Aim of the task
Lines containing the word "JSON" are the ones to copy from the records below.

Extracted material
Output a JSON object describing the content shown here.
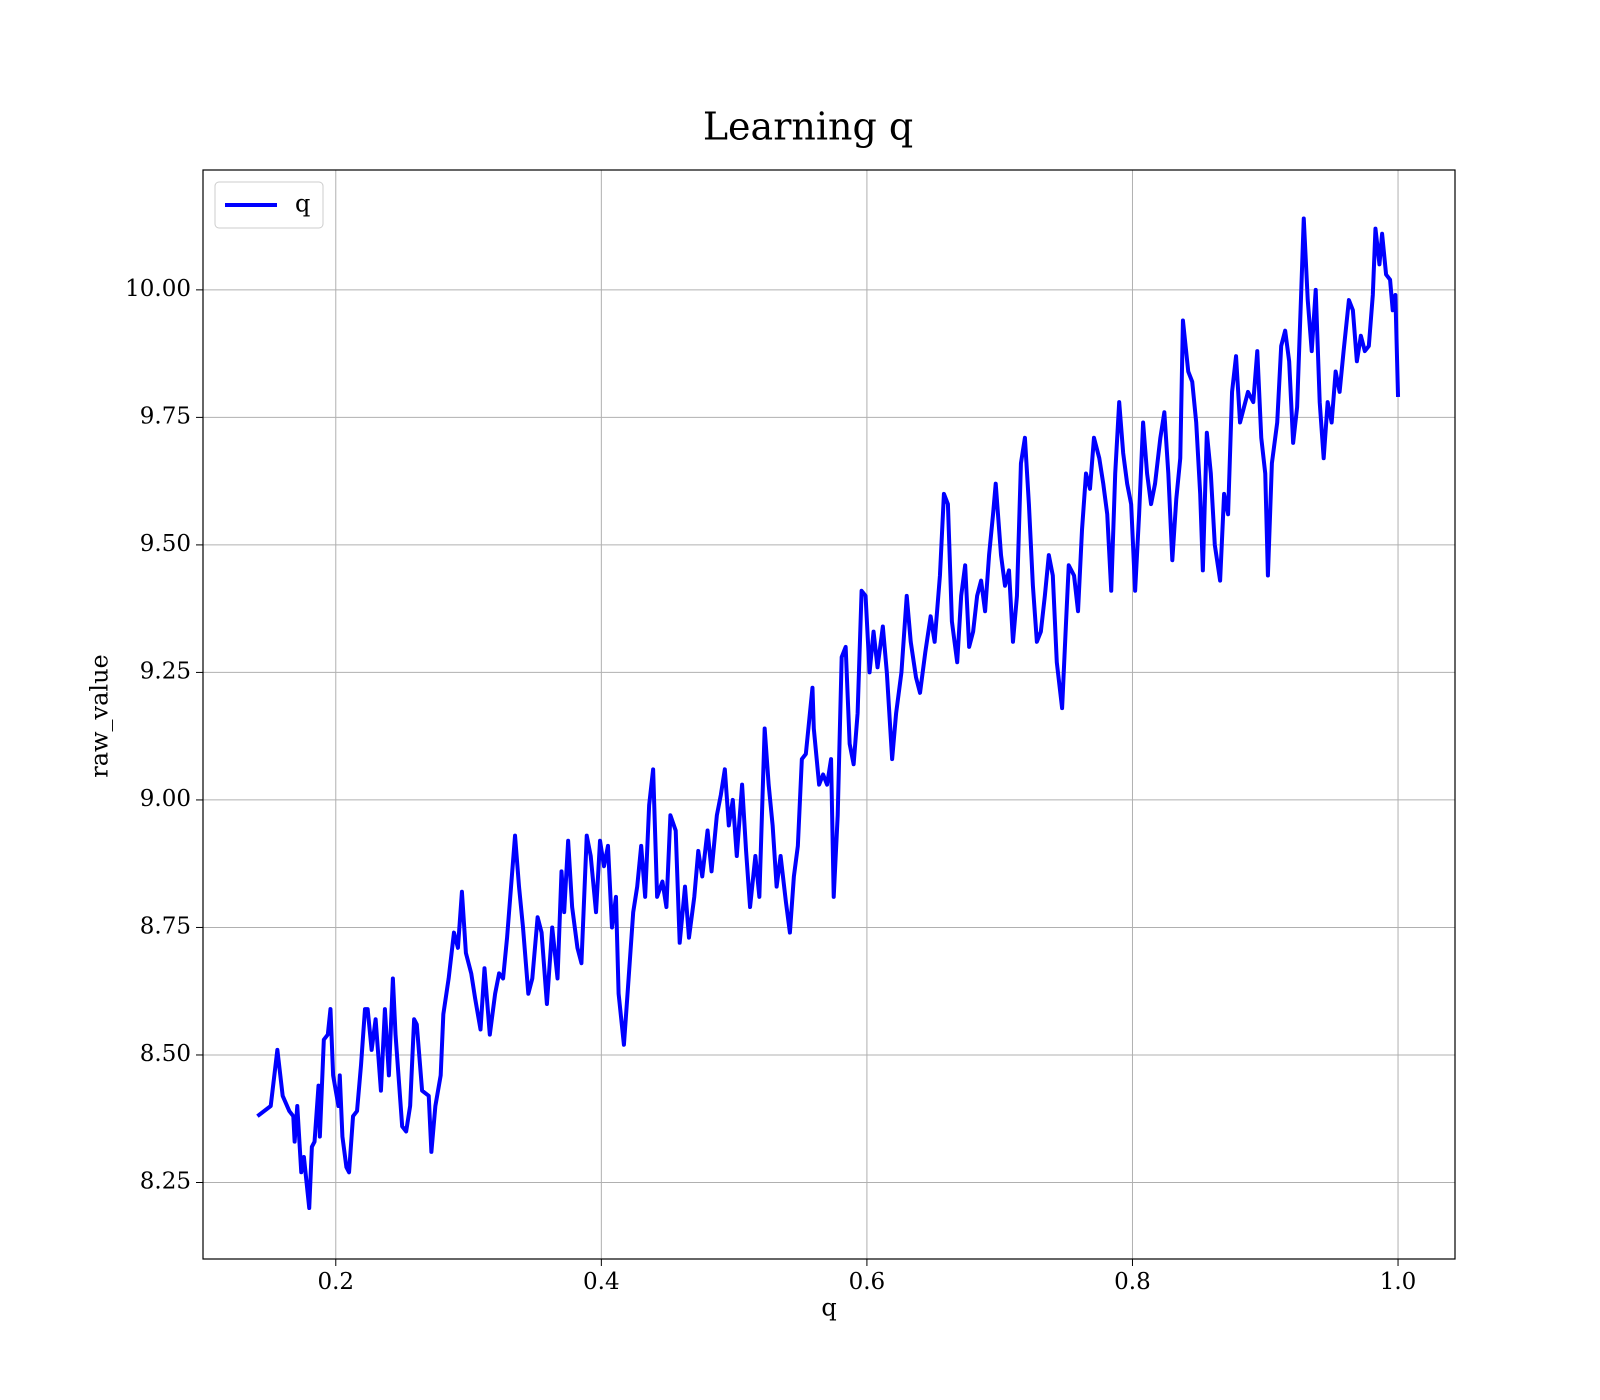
{
  "chart_data": {
    "type": "line",
    "title": "Learning q",
    "xlabel": "q",
    "ylabel": "raw_value",
    "x": [
      0.141,
      0.151,
      0.156,
      0.16,
      0.165,
      0.168,
      0.169,
      0.171,
      0.174,
      0.176,
      0.18,
      0.182,
      0.184,
      0.187,
      0.188,
      0.191,
      0.194,
      0.196,
      0.198,
      0.202,
      0.203,
      0.205,
      0.208,
      0.21,
      0.213,
      0.216,
      0.219,
      0.222,
      0.224,
      0.227,
      0.23,
      0.232,
      0.234,
      0.237,
      0.24,
      0.243,
      0.245,
      0.25,
      0.253,
      0.256,
      0.259,
      0.261,
      0.265,
      0.27,
      0.272,
      0.275,
      0.279,
      0.281,
      0.285,
      0.289,
      0.292,
      0.295,
      0.298,
      0.302,
      0.305,
      0.309,
      0.312,
      0.316,
      0.32,
      0.323,
      0.326,
      0.329,
      0.332,
      0.335,
      0.338,
      0.341,
      0.345,
      0.348,
      0.352,
      0.355,
      0.359,
      0.363,
      0.367,
      0.37,
      0.372,
      0.375,
      0.378,
      0.382,
      0.385,
      0.389,
      0.392,
      0.396,
      0.399,
      0.402,
      0.405,
      0.408,
      0.411,
      0.413,
      0.417,
      0.42,
      0.424,
      0.427,
      0.43,
      0.433,
      0.436,
      0.439,
      0.442,
      0.446,
      0.449,
      0.452,
      0.456,
      0.459,
      0.463,
      0.466,
      0.47,
      0.473,
      0.476,
      0.48,
      0.483,
      0.487,
      0.49,
      0.493,
      0.496,
      0.499,
      0.502,
      0.506,
      0.509,
      0.512,
      0.516,
      0.519,
      0.523,
      0.526,
      0.529,
      0.532,
      0.535,
      0.539,
      0.542,
      0.545,
      0.548,
      0.551,
      0.554,
      0.559,
      0.56,
      0.564,
      0.567,
      0.57,
      0.573,
      0.575,
      0.578,
      0.581,
      0.584,
      0.587,
      0.59,
      0.593,
      0.596,
      0.599,
      0.602,
      0.605,
      0.608,
      0.612,
      0.615,
      0.619,
      0.622,
      0.626,
      0.63,
      0.633,
      0.637,
      0.64,
      0.644,
      0.648,
      0.651,
      0.655,
      0.658,
      0.661,
      0.664,
      0.668,
      0.671,
      0.674,
      0.677,
      0.68,
      0.683,
      0.686,
      0.689,
      0.692,
      0.695,
      0.697,
      0.701,
      0.704,
      0.707,
      0.71,
      0.713,
      0.716,
      0.719,
      0.722,
      0.725,
      0.728,
      0.731,
      0.734,
      0.737,
      0.74,
      0.743,
      0.747,
      0.75,
      0.752,
      0.756,
      0.759,
      0.762,
      0.765,
      0.768,
      0.771,
      0.775,
      0.778,
      0.781,
      0.784,
      0.787,
      0.79,
      0.793,
      0.796,
      0.799,
      0.802,
      0.805,
      0.808,
      0.811,
      0.814,
      0.817,
      0.821,
      0.824,
      0.827,
      0.83,
      0.833,
      0.836,
      0.838,
      0.842,
      0.845,
      0.848,
      0.851,
      0.853,
      0.856,
      0.859,
      0.862,
      0.866,
      0.869,
      0.872,
      0.875,
      0.878,
      0.881,
      0.884,
      0.887,
      0.891,
      0.894,
      0.897,
      0.9,
      0.902,
      0.905,
      0.909,
      0.912,
      0.915,
      0.918,
      0.921,
      0.924,
      0.927,
      0.929,
      0.932,
      0.935,
      0.938,
      0.941,
      0.944,
      0.947,
      0.95,
      0.953,
      0.956,
      0.959,
      0.963,
      0.966,
      0.969,
      0.972,
      0.975,
      0.978,
      0.981,
      0.983,
      0.986,
      0.988,
      0.991,
      0.994,
      0.996,
      0.998,
      1.0
    ],
    "series": [
      {
        "name": "q",
        "color": "#0000ff",
        "values": [
          8.38,
          8.4,
          8.51,
          8.42,
          8.39,
          8.38,
          8.33,
          8.4,
          8.27,
          8.3,
          8.2,
          8.32,
          8.33,
          8.44,
          8.34,
          8.53,
          8.54,
          8.59,
          8.46,
          8.4,
          8.46,
          8.34,
          8.28,
          8.27,
          8.38,
          8.39,
          8.48,
          8.59,
          8.59,
          8.51,
          8.57,
          8.5,
          8.43,
          8.59,
          8.46,
          8.65,
          8.54,
          8.36,
          8.35,
          8.4,
          8.57,
          8.56,
          8.43,
          8.42,
          8.31,
          8.4,
          8.46,
          8.58,
          8.65,
          8.74,
          8.71,
          8.82,
          8.7,
          8.66,
          8.61,
          8.55,
          8.67,
          8.54,
          8.62,
          8.66,
          8.65,
          8.73,
          8.83,
          8.93,
          8.83,
          8.75,
          8.62,
          8.65,
          8.77,
          8.74,
          8.6,
          8.75,
          8.65,
          8.86,
          8.78,
          8.92,
          8.79,
          8.71,
          8.68,
          8.93,
          8.89,
          8.78,
          8.92,
          8.87,
          8.91,
          8.75,
          8.81,
          8.62,
          8.52,
          8.63,
          8.78,
          8.83,
          8.91,
          8.81,
          8.99,
          9.06,
          8.81,
          8.84,
          8.79,
          8.97,
          8.94,
          8.72,
          8.83,
          8.73,
          8.81,
          8.9,
          8.85,
          8.94,
          8.86,
          8.97,
          9.01,
          9.06,
          8.95,
          9.0,
          8.89,
          9.03,
          8.9,
          8.79,
          8.89,
          8.81,
          9.14,
          9.03,
          8.95,
          8.83,
          8.89,
          8.8,
          8.74,
          8.85,
          8.91,
          9.08,
          9.09,
          9.22,
          9.14,
          9.03,
          9.05,
          9.03,
          9.08,
          8.81,
          8.97,
          9.28,
          9.3,
          9.11,
          9.07,
          9.17,
          9.41,
          9.4,
          9.25,
          9.33,
          9.26,
          9.34,
          9.25,
          9.08,
          9.17,
          9.25,
          9.4,
          9.31,
          9.24,
          9.21,
          9.29,
          9.36,
          9.31,
          9.44,
          9.6,
          9.58,
          9.35,
          9.27,
          9.4,
          9.46,
          9.3,
          9.33,
          9.4,
          9.43,
          9.37,
          9.48,
          9.56,
          9.62,
          9.48,
          9.42,
          9.45,
          9.31,
          9.4,
          9.66,
          9.71,
          9.58,
          9.42,
          9.31,
          9.33,
          9.4,
          9.48,
          9.44,
          9.27,
          9.18,
          9.35,
          9.46,
          9.44,
          9.37,
          9.53,
          9.64,
          9.61,
          9.71,
          9.67,
          9.62,
          9.56,
          9.41,
          9.64,
          9.78,
          9.68,
          9.62,
          9.58,
          9.41,
          9.56,
          9.74,
          9.64,
          9.58,
          9.62,
          9.71,
          9.76,
          9.64,
          9.47,
          9.59,
          9.67,
          9.94,
          9.84,
          9.82,
          9.74,
          9.6,
          9.45,
          9.72,
          9.64,
          9.5,
          9.43,
          9.6,
          9.56,
          9.8,
          9.87,
          9.74,
          9.77,
          9.8,
          9.78,
          9.88,
          9.71,
          9.64,
          9.44,
          9.66,
          9.74,
          9.89,
          9.92,
          9.86,
          9.7,
          9.77,
          9.99,
          10.14,
          9.98,
          9.88,
          10.0,
          9.78,
          9.67,
          9.78,
          9.74,
          9.84,
          9.8,
          9.88,
          9.98,
          9.96,
          9.86,
          9.91,
          9.88,
          9.89,
          9.99,
          10.12,
          10.05,
          10.11,
          10.03,
          10.02,
          9.96,
          9.99,
          9.79
        ]
      }
    ],
    "xlim": [
      0.1,
      1.0429
    ],
    "ylim": [
      8.1,
      10.235
    ],
    "xticks": [
      0.2,
      0.4,
      0.6,
      0.8,
      {
        "value": 1,
        "label": "1.0"
      }
    ],
    "yticks": [
      8.25,
      {
        "value": 8.5,
        "label": "8.50"
      },
      8.75,
      {
        "value": 9,
        "label": "9.00"
      },
      9.25,
      {
        "value": 9.5,
        "label": "9.50"
      },
      9.75,
      {
        "value": 10,
        "label": "10.00"
      }
    ],
    "grid": true,
    "legend": "upper left"
  }
}
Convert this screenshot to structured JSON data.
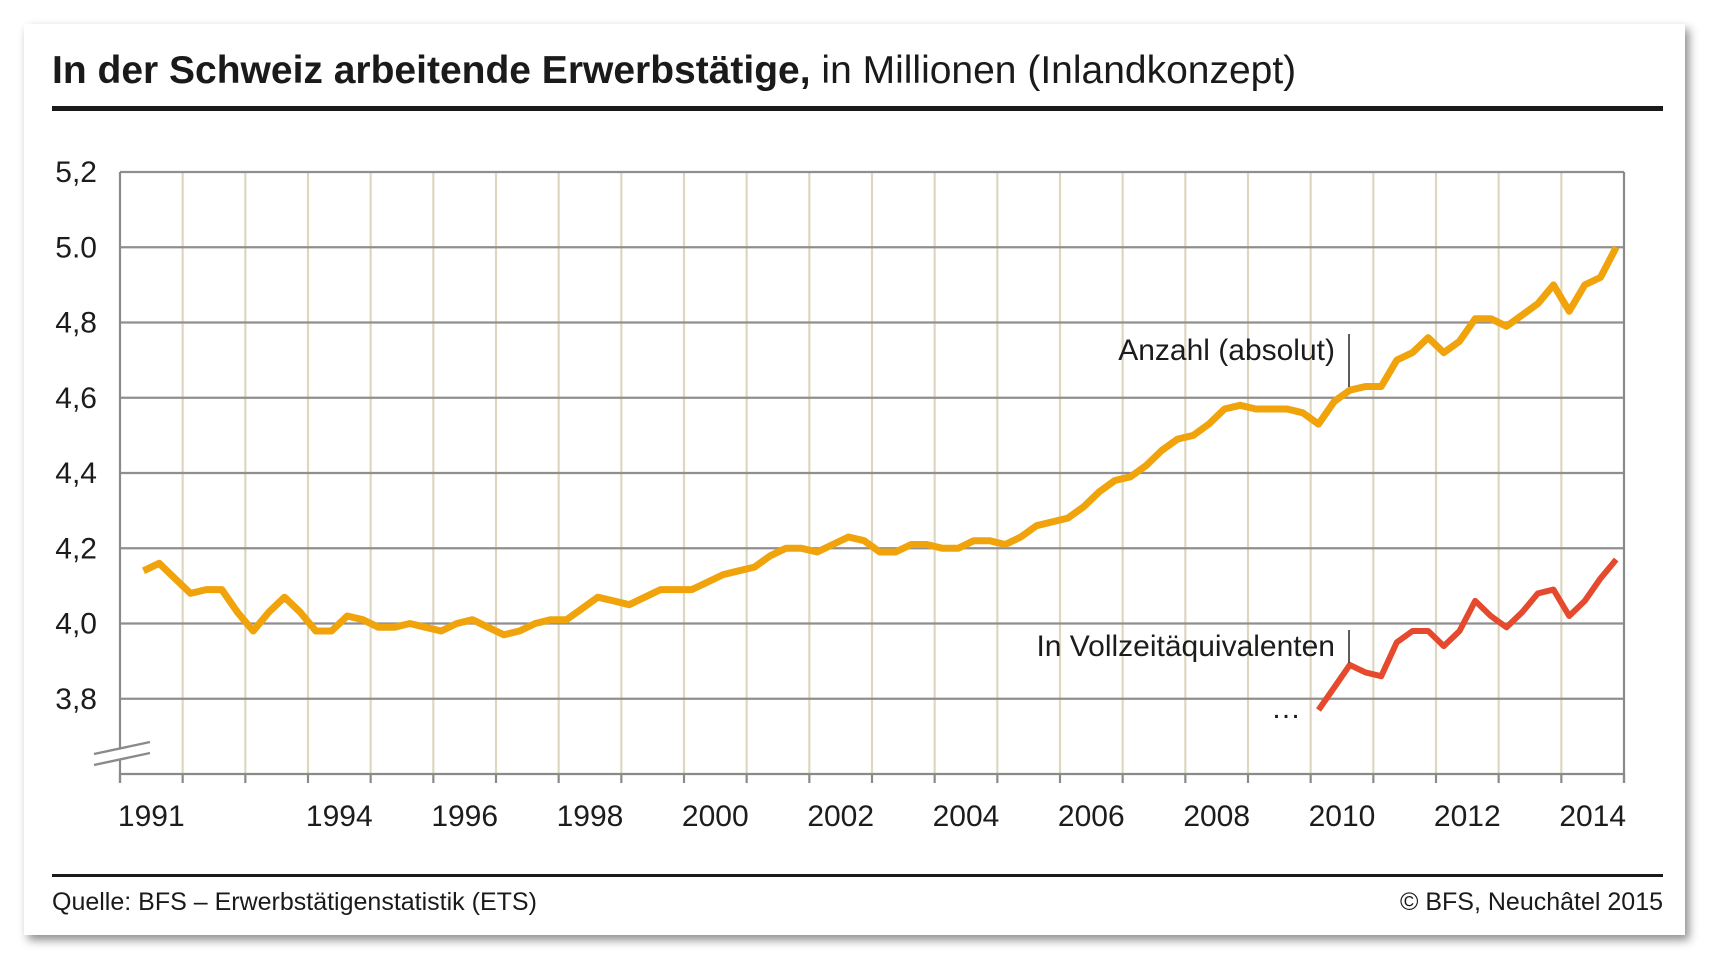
{
  "chart_data": {
    "type": "line",
    "title": "In der Schweiz arbeitende Erwerbstätige,",
    "subtitle": "in Millionen (Inlandkonzept)",
    "xlabel": "",
    "ylabel": "",
    "xlim": [
      1991,
      2014
    ],
    "ylim": [
      3.6,
      5.2
    ],
    "y_axis_break": true,
    "grid": true,
    "x_tick_labels": [
      "1991",
      "1994",
      "1996",
      "1998",
      "2000",
      "2002",
      "2004",
      "2006",
      "2008",
      "2010",
      "2012",
      "2014"
    ],
    "y_ticks": [
      {
        "value": 5.2,
        "label": "5,2"
      },
      {
        "value": 5.0,
        "label": "5.0"
      },
      {
        "value": 4.8,
        "label": "4,8"
      },
      {
        "value": 4.6,
        "label": "4,6"
      },
      {
        "value": 4.4,
        "label": "4,4"
      },
      {
        "value": 4.2,
        "label": "4,2"
      },
      {
        "value": 4.0,
        "label": "4,0"
      },
      {
        "value": 3.8,
        "label": "3,8"
      }
    ],
    "series": [
      {
        "name": "Anzahl (absolut)",
        "color": "#f0a30a",
        "x": [
          "1991-Q2",
          "1991-Q3",
          "1991-Q4",
          "1992-Q1",
          "1992-Q2",
          "1992-Q3",
          "1992-Q4",
          "1993-Q1",
          "1993-Q2",
          "1993-Q3",
          "1993-Q4",
          "1994-Q1",
          "1994-Q2",
          "1994-Q3",
          "1994-Q4",
          "1995-Q1",
          "1995-Q2",
          "1995-Q3",
          "1995-Q4",
          "1996-Q1",
          "1996-Q2",
          "1996-Q3",
          "1996-Q4",
          "1997-Q1",
          "1997-Q2",
          "1997-Q3",
          "1997-Q4",
          "1998-Q1",
          "1998-Q2",
          "1998-Q3",
          "1998-Q4",
          "1999-Q1",
          "1999-Q2",
          "1999-Q3",
          "1999-Q4",
          "2000-Q1",
          "2000-Q2",
          "2000-Q3",
          "2000-Q4",
          "2001-Q1",
          "2001-Q2",
          "2001-Q3",
          "2001-Q4",
          "2002-Q1",
          "2002-Q2",
          "2002-Q3",
          "2002-Q4",
          "2003-Q1",
          "2003-Q2",
          "2003-Q3",
          "2003-Q4",
          "2004-Q1",
          "2004-Q2",
          "2004-Q3",
          "2004-Q4",
          "2005-Q1",
          "2005-Q2",
          "2005-Q3",
          "2005-Q4",
          "2006-Q1",
          "2006-Q2",
          "2006-Q3",
          "2006-Q4",
          "2007-Q1",
          "2007-Q2",
          "2007-Q3",
          "2007-Q4",
          "2008-Q1",
          "2008-Q2",
          "2008-Q3",
          "2008-Q4",
          "2009-Q1",
          "2009-Q2",
          "2009-Q3",
          "2009-Q4",
          "2010-Q1",
          "2010-Q2",
          "2010-Q3",
          "2010-Q4",
          "2011-Q1",
          "2011-Q2",
          "2011-Q3",
          "2011-Q4",
          "2012-Q1",
          "2012-Q2",
          "2012-Q3",
          "2012-Q4",
          "2013-Q1",
          "2013-Q2",
          "2013-Q3",
          "2013-Q4",
          "2014-Q1",
          "2014-Q2",
          "2014-Q3",
          "2014-Q4"
        ],
        "values": [
          4.14,
          4.16,
          4.12,
          4.08,
          4.09,
          4.09,
          4.03,
          3.98,
          4.03,
          4.07,
          4.03,
          3.98,
          3.98,
          4.02,
          4.01,
          3.99,
          3.99,
          4.0,
          3.99,
          3.98,
          4.0,
          4.01,
          3.99,
          3.97,
          3.98,
          4.0,
          4.01,
          4.01,
          4.04,
          4.07,
          4.06,
          4.05,
          4.07,
          4.09,
          4.09,
          4.09,
          4.11,
          4.13,
          4.14,
          4.15,
          4.18,
          4.2,
          4.2,
          4.19,
          4.21,
          4.23,
          4.22,
          4.19,
          4.19,
          4.21,
          4.21,
          4.2,
          4.2,
          4.22,
          4.22,
          4.21,
          4.23,
          4.26,
          4.27,
          4.28,
          4.31,
          4.35,
          4.38,
          4.39,
          4.42,
          4.46,
          4.49,
          4.5,
          4.53,
          4.57,
          4.58,
          4.57,
          4.57,
          4.57,
          4.56,
          4.53,
          4.59,
          4.62,
          4.63,
          4.63,
          4.7,
          4.72,
          4.76,
          4.72,
          4.75,
          4.81,
          4.81,
          4.79,
          4.82,
          4.85,
          4.9,
          4.83,
          4.9,
          4.92,
          5.0
        ]
      },
      {
        "name": "In Vollzeitäquivalenten",
        "color": "#e64a2e",
        "x": [
          "2010-Q1",
          "2010-Q2",
          "2010-Q3",
          "2010-Q4",
          "2011-Q1",
          "2011-Q2",
          "2011-Q3",
          "2011-Q4",
          "2012-Q1",
          "2012-Q2",
          "2012-Q3",
          "2012-Q4",
          "2013-Q1",
          "2013-Q2",
          "2013-Q3",
          "2013-Q4",
          "2014-Q1",
          "2014-Q2",
          "2014-Q3",
          "2014-Q4"
        ],
        "values": [
          3.77,
          3.83,
          3.89,
          3.87,
          3.86,
          3.95,
          3.98,
          3.98,
          3.94,
          3.98,
          4.06,
          4.02,
          3.99,
          4.03,
          4.08,
          4.09,
          4.02,
          4.06,
          4.12,
          4.17
        ]
      }
    ],
    "annotations": [
      "…"
    ]
  },
  "footer": {
    "source": "Quelle: BFS – Erwerbstätigenstatistik (ETS)",
    "copyright": "© BFS, Neuchâtel 2015"
  }
}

Correct result
Output a JSON object describing the content shown here.
Convert this screenshot to structured JSON data.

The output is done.